**Task objective**: Select every line holding the word "JSON" and copy it.

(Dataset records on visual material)

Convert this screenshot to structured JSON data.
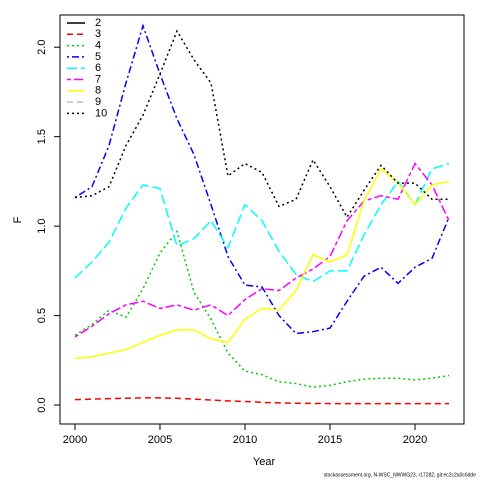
{
  "chart_data": {
    "type": "line",
    "xlabel": "Year",
    "ylabel": "F",
    "footer": "stockassessment.org, N-WSC_NWWG23, r17282, git:ec2c2a0c6dde",
    "x": [
      2000,
      2001,
      2002,
      2003,
      2004,
      2005,
      2006,
      2007,
      2008,
      2009,
      2010,
      2011,
      2012,
      2013,
      2014,
      2015,
      2016,
      2017,
      2018,
      2019,
      2020,
      2021,
      2022
    ],
    "xlim": [
      1999.12,
      2022.88
    ],
    "xticks": [
      2000,
      2005,
      2010,
      2015,
      2020
    ],
    "ylim": [
      -0.106,
      2.18
    ],
    "yticks": [
      {
        "value": 0,
        "label": "0.0"
      },
      {
        "value": 0.5,
        "label": "0.5"
      },
      {
        "value": 1,
        "label": "1.0"
      },
      {
        "value": 1.5,
        "label": "1.5"
      },
      {
        "value": 2,
        "label": "2.0"
      }
    ],
    "legend": "top-left",
    "series": [
      {
        "name": "2",
        "color": "#000000",
        "dash": "solid",
        "values": [
          null,
          null,
          null,
          null,
          null,
          null,
          null,
          null,
          null,
          null,
          null,
          null,
          null,
          null,
          null,
          null,
          null,
          null,
          null,
          null,
          null,
          null,
          null
        ]
      },
      {
        "name": "3",
        "color": "#ff0000",
        "dash": "dashed",
        "values": [
          0.03,
          0.033,
          0.036,
          0.038,
          0.04,
          0.04,
          0.038,
          0.033,
          0.028,
          0.023,
          0.02,
          0.015,
          0.012,
          0.01,
          0.009,
          0.008,
          0.008,
          0.008,
          0.008,
          0.008,
          0.008,
          0.008,
          0.008
        ]
      },
      {
        "name": "4",
        "color": "#00cd00",
        "dash": "dotted",
        "values": [
          0.39,
          0.45,
          0.53,
          0.49,
          0.65,
          0.85,
          0.97,
          0.63,
          0.48,
          0.29,
          0.19,
          0.17,
          0.13,
          0.12,
          0.1,
          0.11,
          0.13,
          0.145,
          0.15,
          0.15,
          0.14,
          0.15,
          0.165
        ]
      },
      {
        "name": "5",
        "color": "#0000ff",
        "dash": "dotdash",
        "values": [
          1.16,
          1.22,
          1.45,
          1.8,
          2.12,
          1.85,
          1.6,
          1.4,
          1.12,
          0.83,
          0.67,
          0.66,
          0.5,
          0.4,
          0.41,
          0.43,
          0.58,
          0.72,
          0.77,
          0.68,
          0.77,
          0.82,
          1.05
        ]
      },
      {
        "name": "6",
        "color": "#00ffff",
        "dash": "longdash",
        "values": [
          0.71,
          0.8,
          0.91,
          1.1,
          1.23,
          1.21,
          0.89,
          0.93,
          1.03,
          0.88,
          1.12,
          1.03,
          0.86,
          0.73,
          0.69,
          0.75,
          0.75,
          0.95,
          1.12,
          1.25,
          1.12,
          1.32,
          1.35
        ]
      },
      {
        "name": "7",
        "color": "#ff00ff",
        "dash": "twodash",
        "values": [
          0.38,
          0.44,
          0.51,
          0.56,
          0.58,
          0.54,
          0.56,
          0.53,
          0.56,
          0.5,
          0.59,
          0.65,
          0.64,
          0.71,
          0.76,
          0.83,
          1.03,
          1.14,
          1.17,
          1.15,
          1.35,
          1.23,
          1.03
        ]
      },
      {
        "name": "8",
        "color": "#ffff00",
        "dash": "solid",
        "values": [
          0.26,
          0.27,
          0.29,
          0.31,
          0.35,
          0.39,
          0.42,
          0.42,
          0.37,
          0.35,
          0.48,
          0.54,
          0.53,
          0.64,
          0.84,
          0.8,
          0.84,
          1.14,
          1.32,
          1.24,
          1.12,
          1.23,
          1.25
        ]
      },
      {
        "name": "9",
        "color": "#bebebe",
        "dash": "dashed",
        "values": [
          null,
          null,
          null,
          null,
          null,
          null,
          null,
          null,
          null,
          null,
          null,
          null,
          null,
          null,
          null,
          null,
          null,
          null,
          null,
          null,
          null,
          null,
          null
        ]
      },
      {
        "name": "10",
        "color": "#000000",
        "dash": "dotted",
        "values": [
          1.16,
          1.17,
          1.22,
          1.45,
          1.62,
          1.85,
          2.09,
          1.93,
          1.8,
          1.28,
          1.35,
          1.3,
          1.11,
          1.15,
          1.37,
          1.22,
          1.05,
          1.2,
          1.34,
          1.24,
          1.24,
          1.15,
          1.15
        ]
      }
    ]
  }
}
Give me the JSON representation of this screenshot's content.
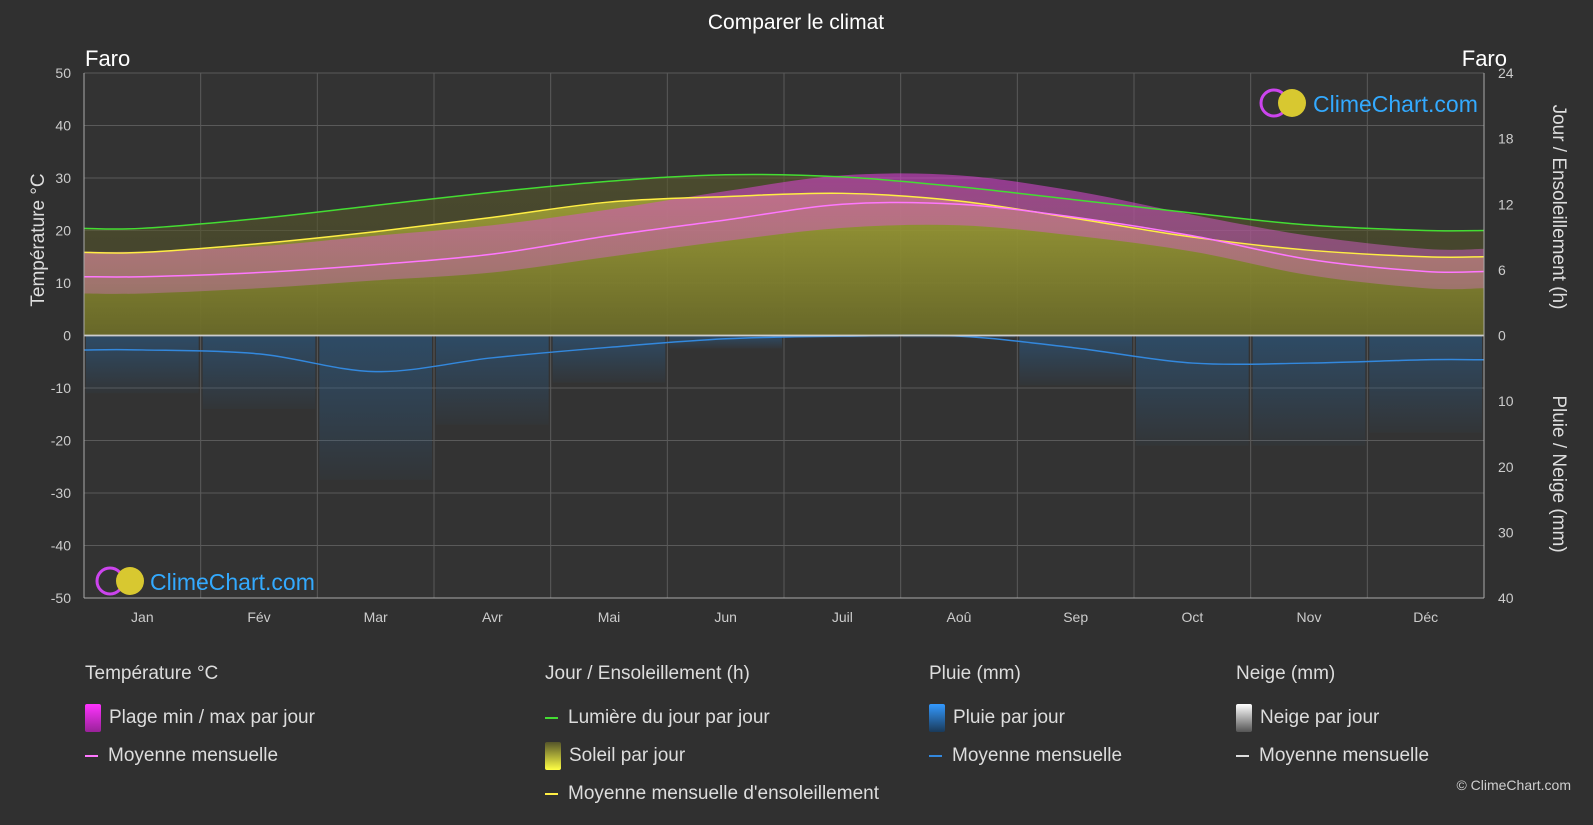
{
  "title": "Comparer le climat",
  "city_left": "Faro",
  "city_right": "Faro",
  "watermark": "ClimeChart.com",
  "copyright": "© ClimeChart.com",
  "colors": {
    "background": "#303030",
    "daylight": "#44dd33",
    "sunshine_line": "#ffee44",
    "sunshine_fill": "#9a9a2e",
    "temp_line": "#ff77ff",
    "temp_range": "#e040d8",
    "rain": "#3388dd",
    "snow": "#dddddd"
  },
  "legend": {
    "temperature": {
      "header": "Température °C",
      "range": "Plage min / max par jour",
      "mean": "Moyenne mensuelle"
    },
    "sun": {
      "header": "Jour / Ensoleillement (h)",
      "daylight": "Lumière du jour par jour",
      "sunshine": "Soleil par jour",
      "sunshine_mean": "Moyenne mensuelle d'ensoleillement"
    },
    "rain": {
      "header": "Pluie (mm)",
      "rain": "Pluie par jour",
      "mean": "Moyenne mensuelle"
    },
    "snow": {
      "header": "Neige (mm)",
      "snow": "Neige par jour",
      "mean": "Moyenne mensuelle"
    }
  },
  "chart_data": {
    "type": "line",
    "title": "Comparer le climat",
    "categories": [
      "Jan",
      "Fév",
      "Mar",
      "Avr",
      "Mai",
      "Jun",
      "Juil",
      "Aoû",
      "Sep",
      "Oct",
      "Nov",
      "Déc"
    ],
    "y_left": {
      "label": "Température °C",
      "ticks": [
        50,
        40,
        30,
        20,
        10,
        0,
        -10,
        -20,
        -30,
        -40,
        -50
      ],
      "ylim": [
        -50,
        50
      ]
    },
    "y_right_top": {
      "label": "Jour / Ensoleillement (h)",
      "ticks": [
        24,
        18,
        12,
        6,
        0
      ],
      "ylim": [
        0,
        24
      ]
    },
    "y_right_bottom": {
      "label": "Pluie / Neige (mm)",
      "ticks": [
        0,
        10,
        20,
        30,
        40
      ],
      "ylim": [
        0,
        40
      ]
    },
    "grid": true,
    "series": [
      {
        "name": "Lumière du jour par jour",
        "axis": "hours",
        "values": [
          9.8,
          10.7,
          11.9,
          13.1,
          14.1,
          14.7,
          14.5,
          13.6,
          12.4,
          11.2,
          10.1,
          9.6
        ]
      },
      {
        "name": "Moyenne mensuelle d'ensoleillement",
        "axis": "hours",
        "values": [
          7.6,
          8.4,
          9.5,
          10.8,
          12.2,
          12.7,
          13.0,
          12.3,
          10.7,
          9.0,
          7.8,
          7.2
        ]
      },
      {
        "name": "Moyenne mensuelle",
        "group": "temperature",
        "axis": "celsius",
        "values": [
          11.2,
          12.0,
          13.5,
          15.5,
          19.0,
          22.0,
          25.0,
          25.0,
          22.5,
          19.0,
          14.5,
          12.2
        ]
      },
      {
        "name": "Plage min / max par jour (min)",
        "group": "temperature",
        "axis": "celsius",
        "values": [
          8,
          9,
          10.5,
          12,
          15,
          18,
          20.5,
          21,
          19,
          16,
          11.5,
          9
        ]
      },
      {
        "name": "Plage min / max par jour (max)",
        "group": "temperature",
        "axis": "celsius",
        "values": [
          16,
          17,
          19,
          21,
          24,
          27.5,
          30.5,
          30.5,
          27.5,
          23,
          19,
          16.5
        ]
      },
      {
        "name": "Moyenne mensuelle",
        "group": "rain",
        "axis": "mm",
        "values": [
          2.2,
          2.8,
          5.5,
          3.4,
          1.8,
          0.5,
          0.1,
          0.1,
          1.9,
          4.2,
          4.2,
          3.7
        ]
      },
      {
        "name": "Moyenne mensuelle",
        "group": "snow",
        "axis": "mm",
        "values": [
          0,
          0,
          0,
          0,
          0,
          0,
          0,
          0,
          0,
          0,
          0,
          0
        ]
      }
    ]
  }
}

**Result**:
Convert this screenshot to structured JSON data.
Give me the JSON representation of this screenshot's content.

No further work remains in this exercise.